- **Goal of the exercise**
Reproduce all of the data exactly.

◇ ◇ ◇ ◇

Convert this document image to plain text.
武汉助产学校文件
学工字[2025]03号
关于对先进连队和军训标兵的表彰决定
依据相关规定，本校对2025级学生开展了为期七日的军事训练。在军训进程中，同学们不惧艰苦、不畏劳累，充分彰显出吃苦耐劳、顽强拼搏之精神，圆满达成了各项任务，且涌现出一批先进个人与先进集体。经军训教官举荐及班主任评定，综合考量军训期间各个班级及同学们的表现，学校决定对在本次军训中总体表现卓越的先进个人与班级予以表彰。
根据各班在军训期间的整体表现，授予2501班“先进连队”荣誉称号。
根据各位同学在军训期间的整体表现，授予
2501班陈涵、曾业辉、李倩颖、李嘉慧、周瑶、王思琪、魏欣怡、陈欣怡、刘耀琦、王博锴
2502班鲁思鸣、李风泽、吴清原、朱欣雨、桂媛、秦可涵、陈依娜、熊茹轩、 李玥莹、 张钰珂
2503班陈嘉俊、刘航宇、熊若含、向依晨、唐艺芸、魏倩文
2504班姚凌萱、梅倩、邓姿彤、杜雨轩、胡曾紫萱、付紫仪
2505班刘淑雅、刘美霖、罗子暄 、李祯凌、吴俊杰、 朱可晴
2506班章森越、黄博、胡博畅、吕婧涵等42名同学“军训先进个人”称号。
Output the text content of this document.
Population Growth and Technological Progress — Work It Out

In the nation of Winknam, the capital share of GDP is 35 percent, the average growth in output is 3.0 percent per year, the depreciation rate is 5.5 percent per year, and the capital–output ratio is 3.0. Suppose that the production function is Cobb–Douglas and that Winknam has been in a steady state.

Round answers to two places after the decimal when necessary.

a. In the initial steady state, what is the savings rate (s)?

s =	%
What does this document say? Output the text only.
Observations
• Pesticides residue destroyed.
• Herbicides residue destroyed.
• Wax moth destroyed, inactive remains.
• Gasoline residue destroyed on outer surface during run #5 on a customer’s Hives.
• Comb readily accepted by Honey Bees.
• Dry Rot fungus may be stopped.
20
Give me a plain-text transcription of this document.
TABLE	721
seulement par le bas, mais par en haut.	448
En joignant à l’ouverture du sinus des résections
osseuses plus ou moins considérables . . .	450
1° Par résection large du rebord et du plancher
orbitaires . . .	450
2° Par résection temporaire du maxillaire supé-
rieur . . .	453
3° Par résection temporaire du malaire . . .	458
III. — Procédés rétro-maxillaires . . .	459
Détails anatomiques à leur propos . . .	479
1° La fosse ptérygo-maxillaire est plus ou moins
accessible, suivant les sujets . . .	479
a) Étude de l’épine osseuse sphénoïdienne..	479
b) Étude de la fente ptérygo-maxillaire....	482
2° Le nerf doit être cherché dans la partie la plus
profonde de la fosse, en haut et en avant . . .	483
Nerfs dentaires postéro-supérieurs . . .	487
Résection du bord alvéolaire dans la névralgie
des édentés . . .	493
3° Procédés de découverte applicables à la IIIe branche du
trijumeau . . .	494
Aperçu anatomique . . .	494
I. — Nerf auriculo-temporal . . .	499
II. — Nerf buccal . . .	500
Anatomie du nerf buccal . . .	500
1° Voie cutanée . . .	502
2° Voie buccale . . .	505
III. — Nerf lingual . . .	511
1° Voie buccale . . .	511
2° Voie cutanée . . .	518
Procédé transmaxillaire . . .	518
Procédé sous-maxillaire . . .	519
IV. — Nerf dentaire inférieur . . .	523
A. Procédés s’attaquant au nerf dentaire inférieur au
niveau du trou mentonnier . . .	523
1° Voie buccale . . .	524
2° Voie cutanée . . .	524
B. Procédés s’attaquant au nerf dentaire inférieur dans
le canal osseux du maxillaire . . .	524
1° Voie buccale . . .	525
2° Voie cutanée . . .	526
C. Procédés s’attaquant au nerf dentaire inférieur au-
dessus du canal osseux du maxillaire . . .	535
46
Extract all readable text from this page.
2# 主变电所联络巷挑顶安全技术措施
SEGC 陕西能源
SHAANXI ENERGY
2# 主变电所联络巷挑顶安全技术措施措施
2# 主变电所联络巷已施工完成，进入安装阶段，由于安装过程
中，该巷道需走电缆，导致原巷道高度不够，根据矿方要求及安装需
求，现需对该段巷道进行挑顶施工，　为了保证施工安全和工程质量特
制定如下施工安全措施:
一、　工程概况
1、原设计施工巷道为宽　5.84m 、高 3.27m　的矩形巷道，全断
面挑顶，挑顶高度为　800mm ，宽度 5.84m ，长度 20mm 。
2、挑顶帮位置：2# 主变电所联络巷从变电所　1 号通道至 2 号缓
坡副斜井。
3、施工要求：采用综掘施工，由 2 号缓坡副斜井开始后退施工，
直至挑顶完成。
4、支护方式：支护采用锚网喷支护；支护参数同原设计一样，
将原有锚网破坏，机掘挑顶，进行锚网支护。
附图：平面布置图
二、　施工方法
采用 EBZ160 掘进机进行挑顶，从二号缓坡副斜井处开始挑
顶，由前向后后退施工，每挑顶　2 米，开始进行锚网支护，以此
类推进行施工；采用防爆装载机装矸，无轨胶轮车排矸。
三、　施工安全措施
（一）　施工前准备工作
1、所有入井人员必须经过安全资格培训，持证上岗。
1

◇ ◇ ◇ ◇

- **Result of this task**
Convert this document image to plain text.
武汉助产学校文件
学工字[2025]03号
关于对先进连队和军训标兵的表彰决定
依据相关规定，本校对2025级学生开展了为期七日的军事训练。在军训进程中，同学们不惧艰苦、不畏劳累，充分彰显出吃苦耐劳、顽强拼搏之精神，圆满达成了各项任务，且涌现出一批先进个人与先进集体。经军训教官举荐及班主任评定，综合考量军训期间各个班级及同学们的表现，学校决定对在本次军训中总体表现卓越的先进个人与班级予以表彰。
根据各班在军训期间的整体表现，授予2501班“先进连队”荣誉称号。
根据各位同学在军训期间的整体表现，授予
2501班陈涵、曾业辉、李倩颖、李嘉慧、周瑶、王思琪、魏欣怡、陈欣怡、刘耀琦、王博锴
2502班鲁思鸣、李风泽、吴清原、朱欣雨、桂媛、秦可涵、陈依娜、熊茹轩、 李玥莹、 张钰珂
2503班陈嘉俊、刘航宇、熊若含、向依晨、唐艺芸、魏倩文
2504班姚凌萱、梅倩、邓姿彤、杜雨轩、胡曾紫萱、付紫仪
2505班刘淑雅、刘美霖、罗子暄 、李祯凌、吴俊杰、 朱可晴
2506班章森越、黄博、胡博畅、吕婧涵等42名同学“军训先进个人”称号。
Output the text content of this document.
Population Growth and Technological Progress — Work It Out

In the nation of Winknam, the capital share of GDP is 35 percent, the average growth in output is 3.0 percent per year, the depreciation rate is 5.5 percent per year, and the capital–output ratio is 3.0. Suppose that the production function is Cobb–Douglas and that Winknam has been in a steady state.

Round answers to two places after the decimal when necessary.

a. In the initial steady state, what is the savings rate (s)?

s =	%
What does this document say? Output the text only.
Observations
• Pesticides residue destroyed.
• Herbicides residue destroyed.
• Wax moth destroyed, inactive remains.
• Gasoline residue destroyed on outer surface during run #5 on a customer’s Hives.
• Comb readily accepted by Honey Bees.
• Dry Rot fungus may be stopped.
20
Give me a plain-text transcription of this document.
TABLE	721
seulement par le bas, mais par en haut.	448
En joignant à l’ouverture du sinus des résections
osseuses plus ou moins considérables . . .	450
1° Par résection large du rebord et du plancher
orbitaires . . .	450
2° Par résection temporaire du maxillaire supé-
rieur . . .	453
3° Par résection temporaire du malaire . . .	458
III. — Procédés rétro-maxillaires . . .	459
Détails anatomiques à leur propos . . .	479
1° La fosse ptérygo-maxillaire est plus ou moins
accessible, suivant les sujets . . .	479
a) Étude de l’épine osseuse sphénoïdienne..	479
b) Étude de la fente ptérygo-maxillaire....	482
2° Le nerf doit être cherché dans la partie la plus
profonde de la fosse, en haut et en avant . . .	483
Nerfs dentaires postéro-supérieurs . . .	487
Résection du bord alvéolaire dans la névralgie
des édentés . . .	493
3° Procédés de découverte applicables à la IIIe branche du
trijumeau . . .	494
Aperçu anatomique . . .	494
I. — Nerf auriculo-temporal . . .	499
II. — Nerf buccal . . .	500
Anatomie du nerf buccal . . .	500
1° Voie cutanée . . .	502
2° Voie buccale . . .	505
III. — Nerf lingual . . .	511
1° Voie buccale . . .	511
2° Voie cutanée . . .	518
Procédé transmaxillaire . . .	518
Procédé sous-maxillaire . . .	519
IV. — Nerf dentaire inférieur . . .	523
A. Procédés s’attaquant au nerf dentaire inférieur au
niveau du trou mentonnier . . .	523
1° Voie buccale . . .	524
2° Voie cutanée . . .	524
B. Procédés s’attaquant au nerf dentaire inférieur dans
le canal osseux du maxillaire . . .	524
1° Voie buccale . . .	525
2° Voie cutanée . . .	526
C. Procédés s’attaquant au nerf dentaire inférieur au-
dessus du canal osseux du maxillaire . . .	535
46
Extract all readable text from this page.
2# 主变电所联络巷挑顶安全技术措施
SEGC 陕西能源
SHAANXI ENERGY
2# 主变电所联络巷挑顶安全技术措施措施
2# 主变电所联络巷已施工完成，进入安装阶段，由于安装过程
中，该巷道需走电缆，导致原巷道高度不够，根据矿方要求及安装需
求，现需对该段巷道进行挑顶施工，　为了保证施工安全和工程质量特
制定如下施工安全措施:
一、　工程概况
1、原设计施工巷道为宽　5.84m 、高 3.27m　的矩形巷道，全断
面挑顶，挑顶高度为　800mm ，宽度 5.84m ，长度 20mm 。
2、挑顶帮位置：2# 主变电所联络巷从变电所　1 号通道至 2 号缓
坡副斜井。
3、施工要求：采用综掘施工，由 2 号缓坡副斜井开始后退施工，
直至挑顶完成。
4、支护方式：支护采用锚网喷支护；支护参数同原设计一样，
将原有锚网破坏，机掘挑顶，进行锚网支护。
附图：平面布置图
二、　施工方法
采用 EBZ160 掘进机进行挑顶，从二号缓坡副斜井处开始挑
顶，由前向后后退施工，每挑顶　2 米，开始进行锚网支护，以此
类推进行施工；采用防爆装载机装矸，无轨胶轮车排矸。
三、　施工安全措施
（一）　施工前准备工作
1、所有入井人员必须经过安全资格培训，持证上岗。
1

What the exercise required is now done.